Excerpts from a figure dataset:
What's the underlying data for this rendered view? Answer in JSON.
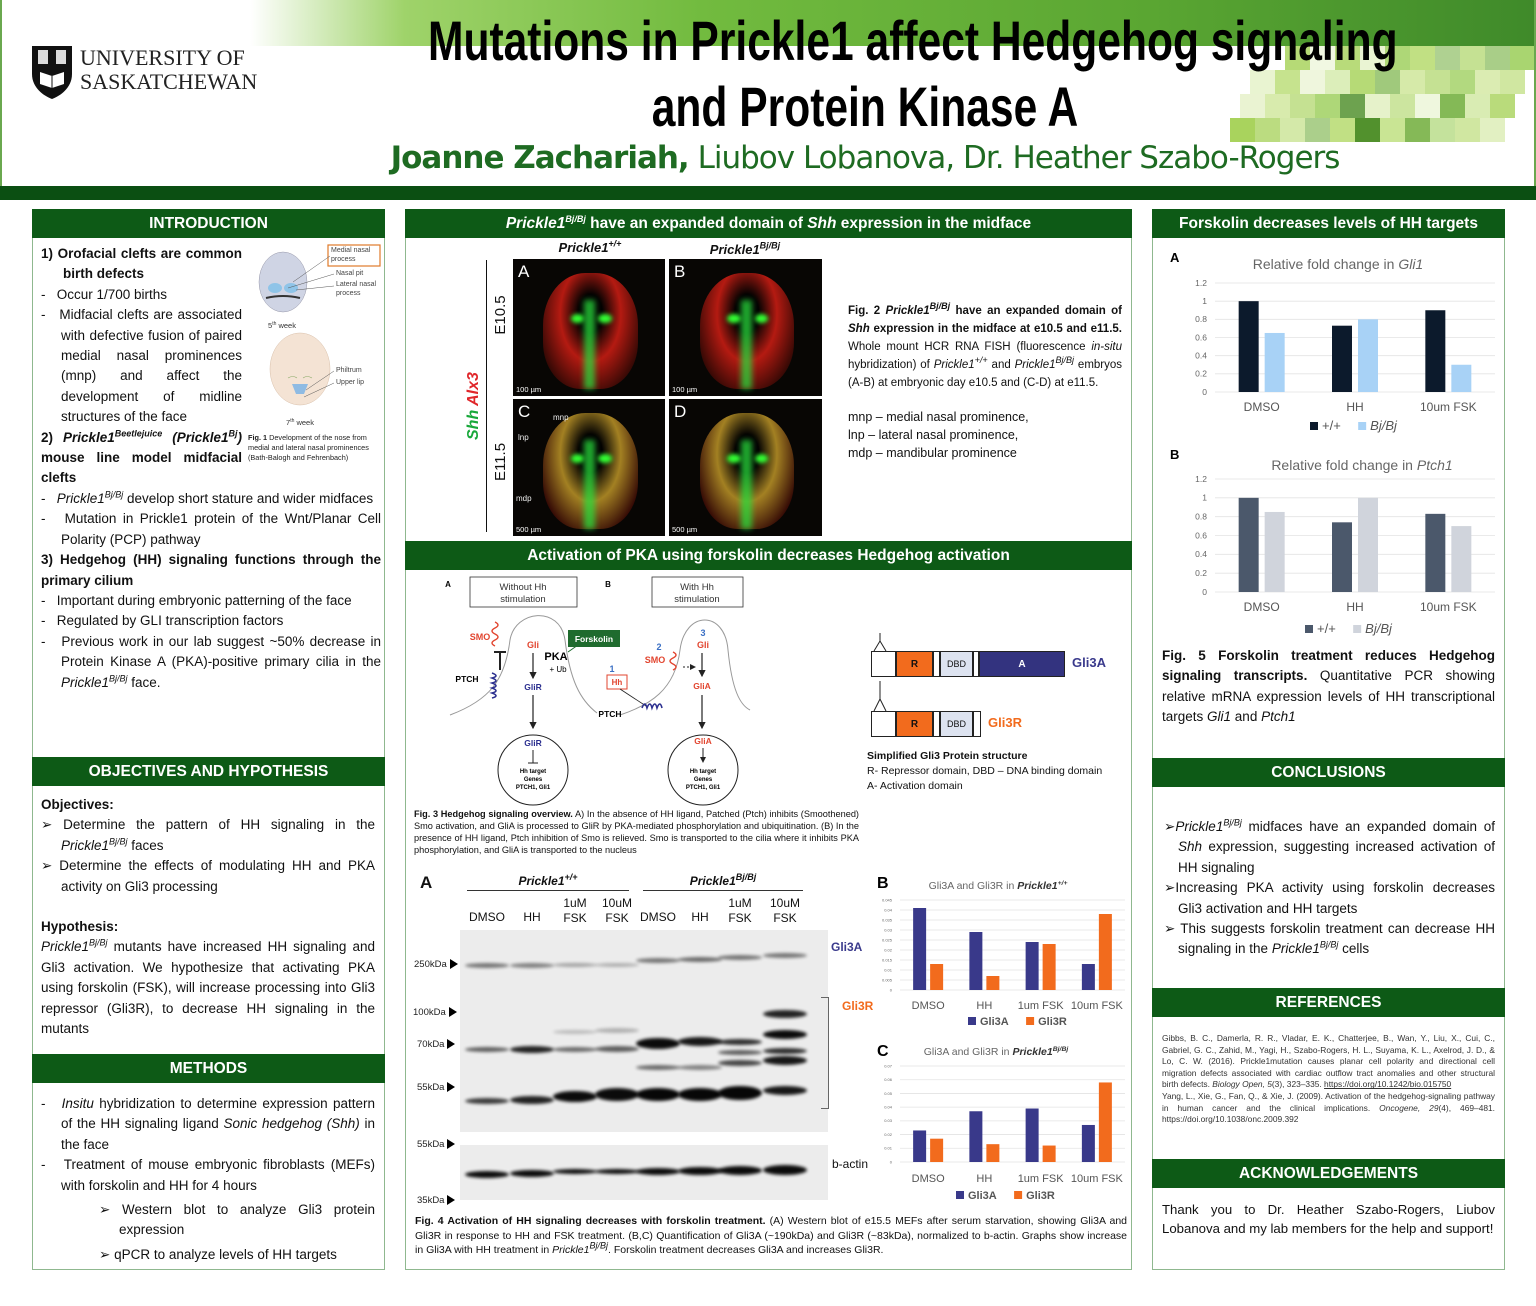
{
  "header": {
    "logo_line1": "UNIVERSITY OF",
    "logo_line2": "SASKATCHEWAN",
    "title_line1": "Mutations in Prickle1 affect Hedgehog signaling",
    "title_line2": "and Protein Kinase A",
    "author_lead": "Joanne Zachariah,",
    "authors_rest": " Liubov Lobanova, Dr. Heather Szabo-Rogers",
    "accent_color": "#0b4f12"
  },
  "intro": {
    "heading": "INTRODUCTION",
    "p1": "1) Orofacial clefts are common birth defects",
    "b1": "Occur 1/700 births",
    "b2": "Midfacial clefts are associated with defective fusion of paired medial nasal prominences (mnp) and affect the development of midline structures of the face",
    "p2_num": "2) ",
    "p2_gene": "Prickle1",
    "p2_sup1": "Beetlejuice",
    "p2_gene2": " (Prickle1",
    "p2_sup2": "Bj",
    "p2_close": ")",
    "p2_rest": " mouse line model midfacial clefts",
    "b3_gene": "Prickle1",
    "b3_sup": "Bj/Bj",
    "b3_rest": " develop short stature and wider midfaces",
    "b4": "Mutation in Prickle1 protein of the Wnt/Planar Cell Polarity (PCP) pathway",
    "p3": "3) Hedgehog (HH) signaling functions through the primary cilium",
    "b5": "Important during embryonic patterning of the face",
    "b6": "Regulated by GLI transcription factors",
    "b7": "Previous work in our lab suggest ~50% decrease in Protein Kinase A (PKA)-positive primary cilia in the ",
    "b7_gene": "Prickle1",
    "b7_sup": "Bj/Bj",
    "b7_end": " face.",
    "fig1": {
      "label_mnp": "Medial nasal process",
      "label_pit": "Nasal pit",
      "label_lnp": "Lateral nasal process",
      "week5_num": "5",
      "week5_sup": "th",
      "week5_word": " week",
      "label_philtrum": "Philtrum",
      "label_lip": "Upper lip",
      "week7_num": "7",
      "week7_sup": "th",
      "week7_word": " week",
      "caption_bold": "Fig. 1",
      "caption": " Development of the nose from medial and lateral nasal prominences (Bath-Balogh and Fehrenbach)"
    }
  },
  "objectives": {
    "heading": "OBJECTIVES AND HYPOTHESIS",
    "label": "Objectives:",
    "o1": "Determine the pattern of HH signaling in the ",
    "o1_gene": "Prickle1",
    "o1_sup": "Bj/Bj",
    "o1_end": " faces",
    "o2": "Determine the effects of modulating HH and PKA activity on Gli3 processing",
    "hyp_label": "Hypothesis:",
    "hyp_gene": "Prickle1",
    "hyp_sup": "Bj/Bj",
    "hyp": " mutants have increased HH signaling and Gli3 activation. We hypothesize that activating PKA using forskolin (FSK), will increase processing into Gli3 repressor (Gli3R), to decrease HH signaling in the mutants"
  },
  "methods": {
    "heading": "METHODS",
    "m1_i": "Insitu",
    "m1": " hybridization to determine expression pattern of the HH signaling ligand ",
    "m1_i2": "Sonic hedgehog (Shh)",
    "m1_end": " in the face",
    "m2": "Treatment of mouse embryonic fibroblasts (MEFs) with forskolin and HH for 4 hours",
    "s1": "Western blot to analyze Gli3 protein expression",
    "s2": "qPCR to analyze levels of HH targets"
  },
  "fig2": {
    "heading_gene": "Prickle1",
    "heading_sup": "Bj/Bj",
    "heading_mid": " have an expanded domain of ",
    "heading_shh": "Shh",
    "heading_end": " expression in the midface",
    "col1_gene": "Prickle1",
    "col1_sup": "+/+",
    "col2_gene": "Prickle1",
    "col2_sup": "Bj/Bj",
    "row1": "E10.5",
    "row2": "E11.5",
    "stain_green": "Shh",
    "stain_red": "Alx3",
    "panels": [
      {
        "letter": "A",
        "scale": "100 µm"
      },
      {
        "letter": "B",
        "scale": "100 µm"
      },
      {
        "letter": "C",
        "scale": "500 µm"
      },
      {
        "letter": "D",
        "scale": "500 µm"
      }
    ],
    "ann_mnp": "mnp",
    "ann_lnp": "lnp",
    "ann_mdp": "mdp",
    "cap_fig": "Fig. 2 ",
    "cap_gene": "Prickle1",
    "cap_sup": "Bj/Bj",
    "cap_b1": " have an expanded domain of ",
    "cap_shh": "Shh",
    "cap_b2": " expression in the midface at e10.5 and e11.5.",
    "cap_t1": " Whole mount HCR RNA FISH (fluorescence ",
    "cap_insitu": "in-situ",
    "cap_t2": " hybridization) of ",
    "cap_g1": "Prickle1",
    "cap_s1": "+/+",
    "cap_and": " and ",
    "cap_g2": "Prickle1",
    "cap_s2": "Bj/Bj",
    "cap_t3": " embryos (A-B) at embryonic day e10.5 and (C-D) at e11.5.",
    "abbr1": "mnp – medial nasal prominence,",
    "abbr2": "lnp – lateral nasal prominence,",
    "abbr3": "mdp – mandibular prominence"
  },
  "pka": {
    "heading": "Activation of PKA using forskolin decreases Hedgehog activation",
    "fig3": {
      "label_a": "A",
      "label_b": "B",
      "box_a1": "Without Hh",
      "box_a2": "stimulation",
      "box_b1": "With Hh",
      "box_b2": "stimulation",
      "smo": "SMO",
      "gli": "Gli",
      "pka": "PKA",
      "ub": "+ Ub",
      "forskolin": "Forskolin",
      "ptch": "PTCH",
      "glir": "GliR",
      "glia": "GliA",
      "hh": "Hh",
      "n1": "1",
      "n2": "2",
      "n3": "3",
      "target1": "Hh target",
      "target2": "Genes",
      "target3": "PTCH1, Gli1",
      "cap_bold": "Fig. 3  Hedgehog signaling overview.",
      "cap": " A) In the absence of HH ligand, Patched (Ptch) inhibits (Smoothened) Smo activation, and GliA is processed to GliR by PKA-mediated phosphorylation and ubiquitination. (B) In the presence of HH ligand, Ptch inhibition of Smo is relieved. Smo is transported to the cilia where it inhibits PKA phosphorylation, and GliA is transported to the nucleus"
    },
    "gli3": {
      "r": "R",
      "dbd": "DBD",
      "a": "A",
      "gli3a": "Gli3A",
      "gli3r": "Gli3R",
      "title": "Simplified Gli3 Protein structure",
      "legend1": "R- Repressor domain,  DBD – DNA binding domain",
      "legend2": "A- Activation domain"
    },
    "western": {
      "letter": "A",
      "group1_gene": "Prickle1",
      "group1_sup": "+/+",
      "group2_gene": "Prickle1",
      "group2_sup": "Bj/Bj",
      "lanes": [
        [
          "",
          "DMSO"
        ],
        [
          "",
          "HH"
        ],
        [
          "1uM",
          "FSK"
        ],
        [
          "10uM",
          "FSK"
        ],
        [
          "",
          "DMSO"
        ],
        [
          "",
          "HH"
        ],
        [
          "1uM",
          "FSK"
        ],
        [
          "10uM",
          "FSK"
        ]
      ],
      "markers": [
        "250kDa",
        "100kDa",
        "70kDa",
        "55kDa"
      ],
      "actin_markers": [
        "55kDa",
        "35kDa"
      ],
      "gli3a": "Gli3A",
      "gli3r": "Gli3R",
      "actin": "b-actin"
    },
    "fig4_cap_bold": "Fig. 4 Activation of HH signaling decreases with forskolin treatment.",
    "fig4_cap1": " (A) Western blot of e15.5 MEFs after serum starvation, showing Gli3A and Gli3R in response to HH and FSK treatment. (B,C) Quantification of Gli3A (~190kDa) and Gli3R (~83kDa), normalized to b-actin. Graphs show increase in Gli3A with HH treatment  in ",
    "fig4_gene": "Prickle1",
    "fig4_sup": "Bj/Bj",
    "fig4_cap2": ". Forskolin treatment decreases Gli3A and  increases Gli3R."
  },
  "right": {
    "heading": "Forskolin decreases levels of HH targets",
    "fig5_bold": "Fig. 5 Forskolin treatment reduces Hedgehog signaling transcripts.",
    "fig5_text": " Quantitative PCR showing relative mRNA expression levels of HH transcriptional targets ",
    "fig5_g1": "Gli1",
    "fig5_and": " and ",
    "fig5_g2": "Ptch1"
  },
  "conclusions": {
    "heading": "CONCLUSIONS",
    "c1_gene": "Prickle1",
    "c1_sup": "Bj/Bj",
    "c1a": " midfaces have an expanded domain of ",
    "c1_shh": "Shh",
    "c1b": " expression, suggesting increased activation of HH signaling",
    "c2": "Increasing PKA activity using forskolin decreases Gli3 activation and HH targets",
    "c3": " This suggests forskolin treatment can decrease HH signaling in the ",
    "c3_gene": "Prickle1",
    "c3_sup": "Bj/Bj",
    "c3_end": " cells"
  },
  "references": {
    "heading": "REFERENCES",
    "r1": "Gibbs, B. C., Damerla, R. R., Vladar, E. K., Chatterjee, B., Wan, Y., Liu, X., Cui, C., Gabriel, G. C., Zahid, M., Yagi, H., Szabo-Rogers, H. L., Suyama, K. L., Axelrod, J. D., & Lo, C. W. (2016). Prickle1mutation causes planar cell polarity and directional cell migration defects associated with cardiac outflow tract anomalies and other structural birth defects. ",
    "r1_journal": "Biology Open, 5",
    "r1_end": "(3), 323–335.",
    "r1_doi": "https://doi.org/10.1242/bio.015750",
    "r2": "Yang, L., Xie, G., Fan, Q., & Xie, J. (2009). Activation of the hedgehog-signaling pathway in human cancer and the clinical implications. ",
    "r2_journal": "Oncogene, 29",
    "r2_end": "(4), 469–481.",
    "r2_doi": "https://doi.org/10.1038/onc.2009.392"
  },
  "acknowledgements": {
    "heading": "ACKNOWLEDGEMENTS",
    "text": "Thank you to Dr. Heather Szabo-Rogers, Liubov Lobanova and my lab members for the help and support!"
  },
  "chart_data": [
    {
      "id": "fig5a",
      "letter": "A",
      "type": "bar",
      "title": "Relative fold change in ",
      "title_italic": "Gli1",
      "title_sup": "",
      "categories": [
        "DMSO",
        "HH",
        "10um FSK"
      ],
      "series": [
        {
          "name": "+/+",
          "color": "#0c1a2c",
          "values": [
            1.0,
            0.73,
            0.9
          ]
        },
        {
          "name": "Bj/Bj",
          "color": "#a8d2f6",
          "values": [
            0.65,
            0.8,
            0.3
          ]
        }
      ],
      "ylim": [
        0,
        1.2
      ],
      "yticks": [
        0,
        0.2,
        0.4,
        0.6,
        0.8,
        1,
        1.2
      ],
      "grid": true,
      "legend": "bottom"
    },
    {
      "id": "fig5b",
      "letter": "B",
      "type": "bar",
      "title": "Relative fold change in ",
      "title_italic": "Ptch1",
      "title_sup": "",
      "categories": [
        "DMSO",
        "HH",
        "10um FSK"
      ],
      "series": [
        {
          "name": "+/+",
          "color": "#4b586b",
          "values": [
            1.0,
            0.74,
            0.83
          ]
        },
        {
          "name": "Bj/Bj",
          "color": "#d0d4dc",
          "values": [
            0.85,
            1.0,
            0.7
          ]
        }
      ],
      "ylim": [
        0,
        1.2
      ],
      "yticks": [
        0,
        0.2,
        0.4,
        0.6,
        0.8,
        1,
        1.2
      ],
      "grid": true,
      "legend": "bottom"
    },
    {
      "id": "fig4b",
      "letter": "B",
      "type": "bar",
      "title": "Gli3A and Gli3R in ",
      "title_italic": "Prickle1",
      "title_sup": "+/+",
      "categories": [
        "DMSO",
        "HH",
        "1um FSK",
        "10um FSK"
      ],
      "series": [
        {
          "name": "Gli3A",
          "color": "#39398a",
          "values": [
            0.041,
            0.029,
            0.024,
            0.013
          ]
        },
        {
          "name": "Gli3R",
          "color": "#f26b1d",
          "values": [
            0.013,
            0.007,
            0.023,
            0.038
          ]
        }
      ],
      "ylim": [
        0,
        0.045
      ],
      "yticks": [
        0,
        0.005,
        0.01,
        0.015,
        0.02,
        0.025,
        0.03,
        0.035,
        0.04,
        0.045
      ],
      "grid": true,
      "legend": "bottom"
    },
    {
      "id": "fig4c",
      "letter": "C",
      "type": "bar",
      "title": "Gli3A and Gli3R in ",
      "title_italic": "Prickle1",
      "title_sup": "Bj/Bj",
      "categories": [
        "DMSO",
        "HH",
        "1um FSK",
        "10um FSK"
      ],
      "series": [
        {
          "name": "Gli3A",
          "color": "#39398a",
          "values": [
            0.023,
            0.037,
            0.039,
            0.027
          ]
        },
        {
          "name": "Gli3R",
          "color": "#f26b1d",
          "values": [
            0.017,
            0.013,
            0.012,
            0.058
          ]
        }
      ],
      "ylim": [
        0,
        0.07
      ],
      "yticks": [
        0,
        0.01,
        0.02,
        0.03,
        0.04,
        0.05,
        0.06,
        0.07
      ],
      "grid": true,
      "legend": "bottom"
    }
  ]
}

* _Work request_: Scan the data above and copy every line with "decreases" in it.

* _Response_:
    "heading": "Activation of PKA using forskolin decreases Hedgehog activation",
    "fig4_cap_bold": "Fig. 4 Activation of HH signaling decreases with forskolin treatment.",
    "fig4_cap2": ". Forskolin treatment decreases Gli3A and  increases Gli3R."
    "heading": "Forskolin decreases levels of HH targets",
    "c2": "Increasing PKA activity using forskolin decreases Gli3 activation and HH targets",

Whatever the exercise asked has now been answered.